◆ **TASK PROMPT**
Set down each record below precisely, skipping the pictures.

◆ **MATERIAL FOR THIS EXERCISE**
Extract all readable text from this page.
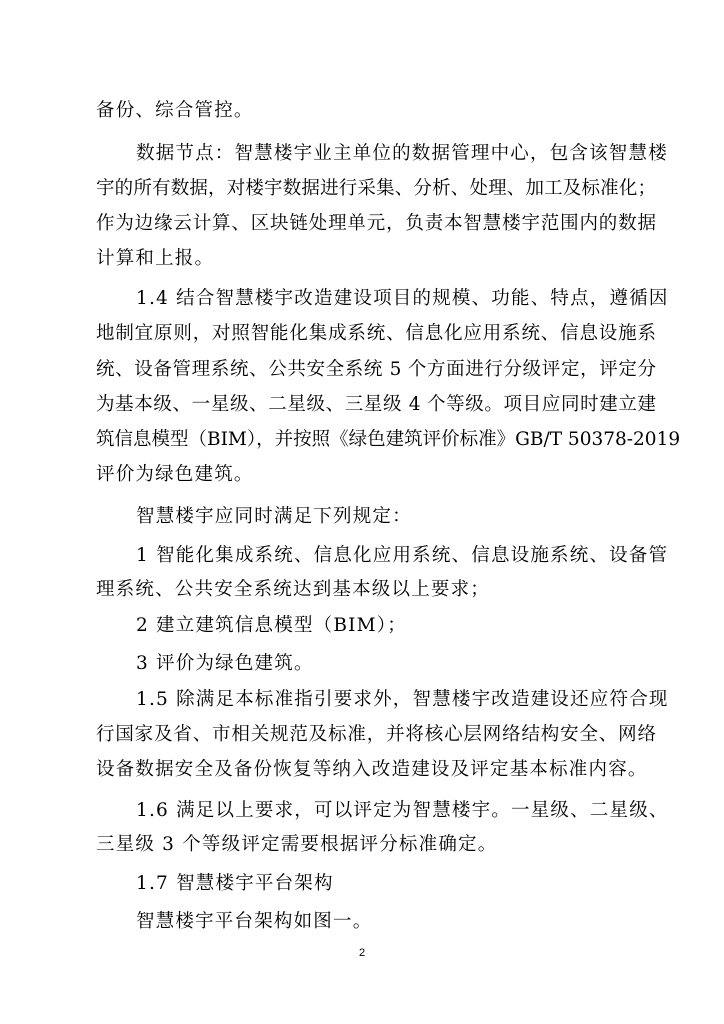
备份、综合管控。
数据节点：智慧楼宇业主单位的数据管理中心，包含该智慧楼
宇的所有数据，对楼宇数据进行采集、分析、处理、加工及标准化；
作为边缘云计算、区块链处理单元，负责本智慧楼宇范围内的数据
计算和上报。
1.4 结合智慧楼宇改造建设项目的规模、功能、特点，遵循因
地制宜原则，对照智能化集成系统、信息化应用系统、信息设施系
统、设备管理系统、公共安全系统 5 个方面进行分级评定，评定分
为基本级、一星级、二星级、三星级 4 个等级。项目应同时建立建
筑信息模型（BIM），并按照《绿色建筑评价标准》GB/T 50378-2019
评价为绿色建筑。
智慧楼宇应同时满足下列规定：
1 智能化集成系统、信息化应用系统、信息设施系统、设备管
理系统、公共安全系统达到基本级以上要求；
2 建立建筑信息模型（BIM）；
3 评价为绿色建筑。
1.5 除满足本标准指引要求外，智慧楼宇改造建设还应符合现
行国家及省、市相关规范及标准，并将核心层网络结构安全、网络
设备数据安全及备份恢复等纳入改造建设及评定基本标准内容。
1.6 满足以上要求，可以评定为智慧楼宇。一星级、二星级、
三星级 3 个等级评定需要根据评分标准确定。
1.7 智慧楼宇平台架构
智慧楼宇平台架构如图一。
2
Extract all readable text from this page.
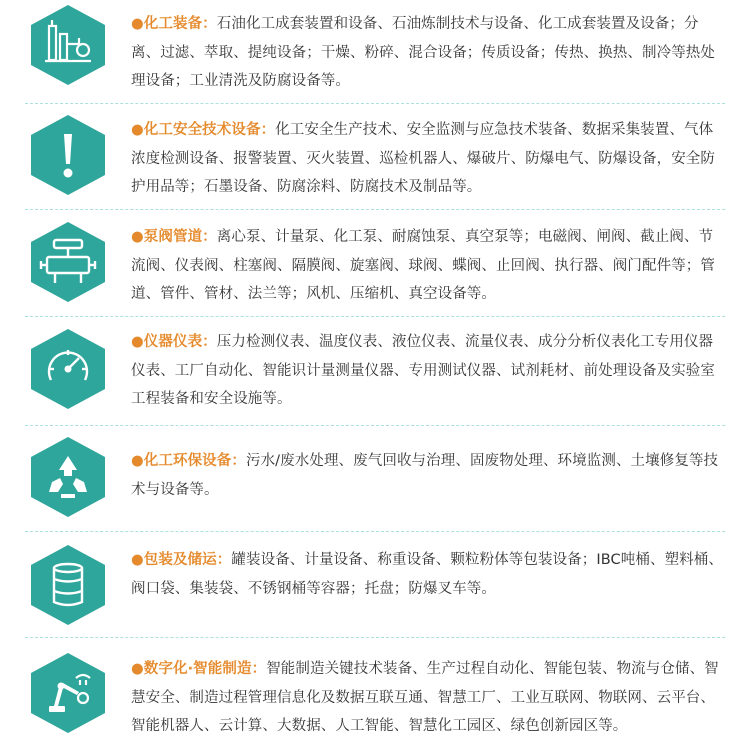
●化工装备：石油化工成套装置和设备、石油炼制技术与设备、化工成套装置及设备；分离、过滤、萃取、提纯设备；干燥、粉碎、混合设备；传质设备；传热、换热、制冷等热处理设备；工业清洗及防腐设备等。
●化工安全技术设备：化工安全生产技术、安全监测与应急技术装备、数据采集装置、气体浓度检测设备、报警装置、灭火装置、巡检机器人、爆破片、防爆电气、防爆设备，安全防护用品等；石墨设备、防腐涂料、防腐技术及制品等。
●泵阀管道：离心泵、计量泵、化工泵、耐腐蚀泵、真空泵等；电磁阀、闸阀、截止阀、节流阀、仪表阀、柱塞阀、隔膜阀、旋塞阀、球阀、蝶阀、止回阀、执行器、阀门配件等；管道、管件、管材、法兰等；风机、压缩机、真空设备等。
●仪器仪表：压力检测仪表、温度仪表、液位仪表、流量仪表、成分分析仪表化工专用仪器仪表、工厂自动化、智能识计量测量仪器、专用测试仪器、试剂耗材、前处理设备及实验室工程装备和安全设施等。
●化工环保设备：污水/废水处理、废气回收与治理、固废物处理、环境监测、土壤修复等技术与设备等。
●包装及储运：罐装设备、计量设备、称重设备、颗粒粉体等包装设备；IBC吨桶、塑料桶、阀口袋、集装袋、不锈钢桶等容器；托盘；防爆叉车等。
●数字化·智能制造：智能制造关键技术装备、生产过程自动化、智能包装、物流与仓储、智慧安全、制造过程管理信息化及数据互联互通、智慧工厂、工业互联网、物联网、云平台、智能机器人、云计算、大数据、人工智能、智慧化工园区、绿色创新园区等。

◆ **EXERCISE RESPONSE**
Extract all readable text from this page.
备份、综合管控。
数据节点：智慧楼宇业主单位的数据管理中心，包含该智慧楼
宇的所有数据，对楼宇数据进行采集、分析、处理、加工及标准化；
作为边缘云计算、区块链处理单元，负责本智慧楼宇范围内的数据
计算和上报。
1.4 结合智慧楼宇改造建设项目的规模、功能、特点，遵循因
地制宜原则，对照智能化集成系统、信息化应用系统、信息设施系
统、设备管理系统、公共安全系统 5 个方面进行分级评定，评定分
为基本级、一星级、二星级、三星级 4 个等级。项目应同时建立建
筑信息模型（BIM），并按照《绿色建筑评价标准》GB/T 50378-2019
评价为绿色建筑。
智慧楼宇应同时满足下列规定：
1 智能化集成系统、信息化应用系统、信息设施系统、设备管
理系统、公共安全系统达到基本级以上要求；
2 建立建筑信息模型（BIM）；
3 评价为绿色建筑。
1.5 除满足本标准指引要求外，智慧楼宇改造建设还应符合现
行国家及省、市相关规范及标准，并将核心层网络结构安全、网络
设备数据安全及备份恢复等纳入改造建设及评定基本标准内容。
1.6 满足以上要求，可以评定为智慧楼宇。一星级、二星级、
三星级 3 个等级评定需要根据评分标准确定。
1.7 智慧楼宇平台架构
智慧楼宇平台架构如图一。
2
Extract all readable text from this page.
●化工装备：石油化工成套装置和设备、石油炼制技术与设备、化工成套装置及设备；分离、过滤、萃取、提纯设备；干燥、粉碎、混合设备；传质设备；传热、换热、制冷等热处理设备；工业清洗及防腐设备等。
●化工安全技术设备：化工安全生产技术、安全监测与应急技术装备、数据采集装置、气体浓度检测设备、报警装置、灭火装置、巡检机器人、爆破片、防爆电气、防爆设备，安全防护用品等；石墨设备、防腐涂料、防腐技术及制品等。
●泵阀管道：离心泵、计量泵、化工泵、耐腐蚀泵、真空泵等；电磁阀、闸阀、截止阀、节流阀、仪表阀、柱塞阀、隔膜阀、旋塞阀、球阀、蝶阀、止回阀、执行器、阀门配件等；管道、管件、管材、法兰等；风机、压缩机、真空设备等。
●仪器仪表：压力检测仪表、温度仪表、液位仪表、流量仪表、成分分析仪表化工专用仪器仪表、工厂自动化、智能识计量测量仪器、专用测试仪器、试剂耗材、前处理设备及实验室工程装备和安全设施等。
●化工环保设备：污水/废水处理、废气回收与治理、固废物处理、环境监测、土壤修复等技术与设备等。
●包装及储运：罐装设备、计量设备、称重设备、颗粒粉体等包装设备；IBC吨桶、塑料桶、阀口袋、集装袋、不锈钢桶等容器；托盘；防爆叉车等。
●数字化·智能制造：智能制造关键技术装备、生产过程自动化、智能包装、物流与仓储、智慧安全、制造过程管理信息化及数据互联互通、智慧工厂、工业互联网、物联网、云平台、智能机器人、云计算、大数据、人工智能、智慧化工园区、绿色创新园区等。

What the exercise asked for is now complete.